## Start Material provided
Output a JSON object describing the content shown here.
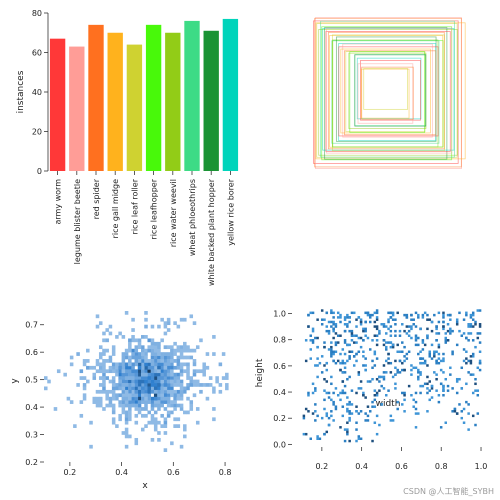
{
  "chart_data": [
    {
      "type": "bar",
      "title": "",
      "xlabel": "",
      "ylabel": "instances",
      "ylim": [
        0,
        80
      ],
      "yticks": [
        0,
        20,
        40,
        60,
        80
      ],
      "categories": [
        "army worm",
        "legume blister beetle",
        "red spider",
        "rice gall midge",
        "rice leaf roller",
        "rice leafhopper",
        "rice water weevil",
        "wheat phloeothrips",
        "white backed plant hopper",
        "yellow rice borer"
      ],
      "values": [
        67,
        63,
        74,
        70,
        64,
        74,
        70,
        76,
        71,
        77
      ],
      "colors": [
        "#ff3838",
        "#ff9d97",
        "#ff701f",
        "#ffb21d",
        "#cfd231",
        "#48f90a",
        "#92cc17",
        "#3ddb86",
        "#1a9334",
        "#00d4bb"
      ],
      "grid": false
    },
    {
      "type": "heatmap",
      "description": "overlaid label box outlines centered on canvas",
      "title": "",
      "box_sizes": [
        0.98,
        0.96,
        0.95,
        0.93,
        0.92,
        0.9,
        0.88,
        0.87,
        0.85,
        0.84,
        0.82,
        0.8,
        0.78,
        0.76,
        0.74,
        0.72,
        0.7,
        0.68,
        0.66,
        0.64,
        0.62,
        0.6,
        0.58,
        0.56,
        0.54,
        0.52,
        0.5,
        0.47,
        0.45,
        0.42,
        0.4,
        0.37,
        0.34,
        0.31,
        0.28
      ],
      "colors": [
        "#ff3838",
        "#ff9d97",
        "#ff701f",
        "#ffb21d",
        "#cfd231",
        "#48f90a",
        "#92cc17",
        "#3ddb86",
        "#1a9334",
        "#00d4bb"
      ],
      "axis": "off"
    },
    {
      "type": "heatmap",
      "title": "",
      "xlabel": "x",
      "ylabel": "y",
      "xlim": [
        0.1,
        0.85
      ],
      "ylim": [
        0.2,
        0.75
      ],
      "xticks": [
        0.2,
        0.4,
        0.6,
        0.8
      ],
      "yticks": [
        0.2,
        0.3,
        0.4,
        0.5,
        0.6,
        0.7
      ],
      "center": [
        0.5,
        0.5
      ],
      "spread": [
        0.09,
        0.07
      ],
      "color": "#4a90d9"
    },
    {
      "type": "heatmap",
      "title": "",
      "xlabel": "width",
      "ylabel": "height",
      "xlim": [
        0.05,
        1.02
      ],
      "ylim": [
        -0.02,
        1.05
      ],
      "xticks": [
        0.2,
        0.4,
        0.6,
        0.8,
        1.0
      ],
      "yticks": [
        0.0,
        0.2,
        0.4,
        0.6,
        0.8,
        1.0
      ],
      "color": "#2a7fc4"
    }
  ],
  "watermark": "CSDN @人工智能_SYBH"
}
## End Material provided
## Start Material provided
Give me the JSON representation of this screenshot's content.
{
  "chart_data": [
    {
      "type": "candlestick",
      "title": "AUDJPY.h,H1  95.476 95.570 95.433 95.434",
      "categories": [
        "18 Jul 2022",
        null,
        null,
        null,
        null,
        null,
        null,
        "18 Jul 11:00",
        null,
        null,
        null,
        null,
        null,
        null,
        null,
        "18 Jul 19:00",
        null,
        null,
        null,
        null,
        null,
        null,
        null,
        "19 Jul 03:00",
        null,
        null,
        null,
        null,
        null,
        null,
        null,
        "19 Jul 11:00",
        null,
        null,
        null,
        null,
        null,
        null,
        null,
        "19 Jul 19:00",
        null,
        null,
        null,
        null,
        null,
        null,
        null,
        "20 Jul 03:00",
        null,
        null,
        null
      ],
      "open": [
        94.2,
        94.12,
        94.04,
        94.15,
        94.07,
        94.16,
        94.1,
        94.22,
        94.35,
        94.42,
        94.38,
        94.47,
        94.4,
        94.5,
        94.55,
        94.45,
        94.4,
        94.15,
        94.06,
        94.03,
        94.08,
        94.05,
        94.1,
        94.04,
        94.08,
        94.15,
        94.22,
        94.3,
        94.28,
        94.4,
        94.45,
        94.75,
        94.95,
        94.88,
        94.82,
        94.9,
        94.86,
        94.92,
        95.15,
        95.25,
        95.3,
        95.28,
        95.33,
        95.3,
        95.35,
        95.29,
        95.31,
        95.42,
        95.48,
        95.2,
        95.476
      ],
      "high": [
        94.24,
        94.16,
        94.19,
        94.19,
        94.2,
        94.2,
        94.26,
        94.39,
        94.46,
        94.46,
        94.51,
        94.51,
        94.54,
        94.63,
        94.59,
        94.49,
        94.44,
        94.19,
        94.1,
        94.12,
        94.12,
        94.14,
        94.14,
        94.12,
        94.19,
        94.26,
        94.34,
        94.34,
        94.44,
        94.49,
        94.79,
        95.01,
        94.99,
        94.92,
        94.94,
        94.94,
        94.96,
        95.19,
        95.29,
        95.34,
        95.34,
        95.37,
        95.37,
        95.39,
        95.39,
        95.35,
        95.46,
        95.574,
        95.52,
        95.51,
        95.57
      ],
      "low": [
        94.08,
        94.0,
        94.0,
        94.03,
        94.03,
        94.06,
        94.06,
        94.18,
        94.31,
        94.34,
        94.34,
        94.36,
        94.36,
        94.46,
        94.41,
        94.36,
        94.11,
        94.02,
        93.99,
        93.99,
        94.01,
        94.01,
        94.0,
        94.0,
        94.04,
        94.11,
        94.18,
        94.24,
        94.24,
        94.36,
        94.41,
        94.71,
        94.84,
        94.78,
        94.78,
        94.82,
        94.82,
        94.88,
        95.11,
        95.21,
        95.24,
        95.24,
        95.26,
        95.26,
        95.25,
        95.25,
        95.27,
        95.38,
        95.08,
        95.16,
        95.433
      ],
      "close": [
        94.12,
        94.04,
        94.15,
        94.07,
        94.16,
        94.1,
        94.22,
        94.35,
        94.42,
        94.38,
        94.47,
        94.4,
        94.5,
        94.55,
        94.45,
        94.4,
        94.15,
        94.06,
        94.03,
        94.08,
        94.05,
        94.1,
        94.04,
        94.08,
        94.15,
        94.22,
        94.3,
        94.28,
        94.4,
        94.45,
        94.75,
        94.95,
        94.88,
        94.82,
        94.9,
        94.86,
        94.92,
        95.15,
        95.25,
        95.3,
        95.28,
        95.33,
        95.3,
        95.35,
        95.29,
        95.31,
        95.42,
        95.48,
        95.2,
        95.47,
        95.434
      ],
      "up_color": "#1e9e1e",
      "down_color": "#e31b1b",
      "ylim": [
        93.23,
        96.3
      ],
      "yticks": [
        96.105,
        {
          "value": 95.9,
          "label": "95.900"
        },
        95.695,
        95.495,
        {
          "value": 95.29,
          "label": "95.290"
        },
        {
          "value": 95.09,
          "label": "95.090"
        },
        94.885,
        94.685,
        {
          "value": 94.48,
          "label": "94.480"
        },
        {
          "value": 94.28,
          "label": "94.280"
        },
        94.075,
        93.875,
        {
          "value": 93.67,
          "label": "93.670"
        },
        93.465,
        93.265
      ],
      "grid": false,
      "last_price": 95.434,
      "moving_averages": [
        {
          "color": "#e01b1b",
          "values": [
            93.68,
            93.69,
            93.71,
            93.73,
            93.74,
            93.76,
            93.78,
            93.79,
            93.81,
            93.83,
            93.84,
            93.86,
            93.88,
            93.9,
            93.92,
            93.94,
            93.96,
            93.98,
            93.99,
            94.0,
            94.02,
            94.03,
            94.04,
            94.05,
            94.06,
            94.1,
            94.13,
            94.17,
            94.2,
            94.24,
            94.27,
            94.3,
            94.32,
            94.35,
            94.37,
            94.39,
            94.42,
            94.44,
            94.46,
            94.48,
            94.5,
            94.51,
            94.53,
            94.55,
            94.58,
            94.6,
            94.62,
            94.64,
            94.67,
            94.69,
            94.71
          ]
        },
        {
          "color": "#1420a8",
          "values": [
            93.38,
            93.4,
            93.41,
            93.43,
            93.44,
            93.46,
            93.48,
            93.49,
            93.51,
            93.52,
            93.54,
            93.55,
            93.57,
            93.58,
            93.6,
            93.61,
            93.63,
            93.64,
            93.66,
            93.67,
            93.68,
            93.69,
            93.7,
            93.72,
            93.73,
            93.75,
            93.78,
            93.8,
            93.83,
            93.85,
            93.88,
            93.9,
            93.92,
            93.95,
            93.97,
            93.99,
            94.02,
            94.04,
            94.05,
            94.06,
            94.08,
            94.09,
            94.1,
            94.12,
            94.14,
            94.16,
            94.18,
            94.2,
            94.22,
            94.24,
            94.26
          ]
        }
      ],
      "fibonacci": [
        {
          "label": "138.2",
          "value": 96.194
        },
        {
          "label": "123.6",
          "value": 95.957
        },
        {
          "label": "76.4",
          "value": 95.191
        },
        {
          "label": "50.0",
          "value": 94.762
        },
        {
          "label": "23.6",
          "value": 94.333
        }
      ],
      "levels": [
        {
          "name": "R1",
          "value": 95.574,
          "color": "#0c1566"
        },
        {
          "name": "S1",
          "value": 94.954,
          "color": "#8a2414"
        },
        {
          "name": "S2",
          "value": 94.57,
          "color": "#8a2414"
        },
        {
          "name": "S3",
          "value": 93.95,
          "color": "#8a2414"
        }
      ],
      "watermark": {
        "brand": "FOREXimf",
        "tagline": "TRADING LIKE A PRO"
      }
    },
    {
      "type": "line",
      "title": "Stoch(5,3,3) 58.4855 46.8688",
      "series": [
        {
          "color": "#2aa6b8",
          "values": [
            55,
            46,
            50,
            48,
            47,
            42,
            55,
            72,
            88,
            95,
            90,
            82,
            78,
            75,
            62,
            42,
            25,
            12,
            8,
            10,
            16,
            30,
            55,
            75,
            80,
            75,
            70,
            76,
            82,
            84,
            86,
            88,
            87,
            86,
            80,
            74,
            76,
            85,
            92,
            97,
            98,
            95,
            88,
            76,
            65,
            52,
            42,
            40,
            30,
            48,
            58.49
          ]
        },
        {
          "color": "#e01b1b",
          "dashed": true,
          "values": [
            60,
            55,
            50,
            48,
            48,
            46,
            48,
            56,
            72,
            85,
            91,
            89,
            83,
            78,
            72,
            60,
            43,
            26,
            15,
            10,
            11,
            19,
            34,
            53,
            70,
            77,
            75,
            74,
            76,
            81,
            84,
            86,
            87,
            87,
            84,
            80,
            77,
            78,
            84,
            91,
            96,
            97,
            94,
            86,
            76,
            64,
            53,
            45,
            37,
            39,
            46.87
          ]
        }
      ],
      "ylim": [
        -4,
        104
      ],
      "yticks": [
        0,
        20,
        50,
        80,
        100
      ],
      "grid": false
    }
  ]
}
## End Material provided
## Start Material provided
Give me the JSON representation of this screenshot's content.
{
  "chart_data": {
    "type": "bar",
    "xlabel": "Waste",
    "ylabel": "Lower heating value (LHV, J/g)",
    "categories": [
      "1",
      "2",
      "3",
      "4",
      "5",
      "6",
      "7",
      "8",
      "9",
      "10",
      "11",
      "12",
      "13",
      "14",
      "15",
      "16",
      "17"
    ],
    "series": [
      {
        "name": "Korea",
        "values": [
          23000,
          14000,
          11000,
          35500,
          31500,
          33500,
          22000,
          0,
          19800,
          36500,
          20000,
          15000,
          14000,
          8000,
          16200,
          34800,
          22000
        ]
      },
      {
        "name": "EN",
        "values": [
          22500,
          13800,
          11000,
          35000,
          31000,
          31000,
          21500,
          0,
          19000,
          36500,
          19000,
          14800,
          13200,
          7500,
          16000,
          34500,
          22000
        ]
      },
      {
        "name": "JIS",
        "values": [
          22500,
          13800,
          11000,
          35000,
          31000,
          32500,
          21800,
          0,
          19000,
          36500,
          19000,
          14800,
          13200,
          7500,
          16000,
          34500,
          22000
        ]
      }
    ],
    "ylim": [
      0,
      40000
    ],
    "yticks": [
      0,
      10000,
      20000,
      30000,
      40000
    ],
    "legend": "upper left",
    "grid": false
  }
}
## End Material provided
Using the listing above, show every line that includes the string "grid".

**Answer for the task:**
      "grid": false
      "grid": false,
      "grid": false
    "grid": false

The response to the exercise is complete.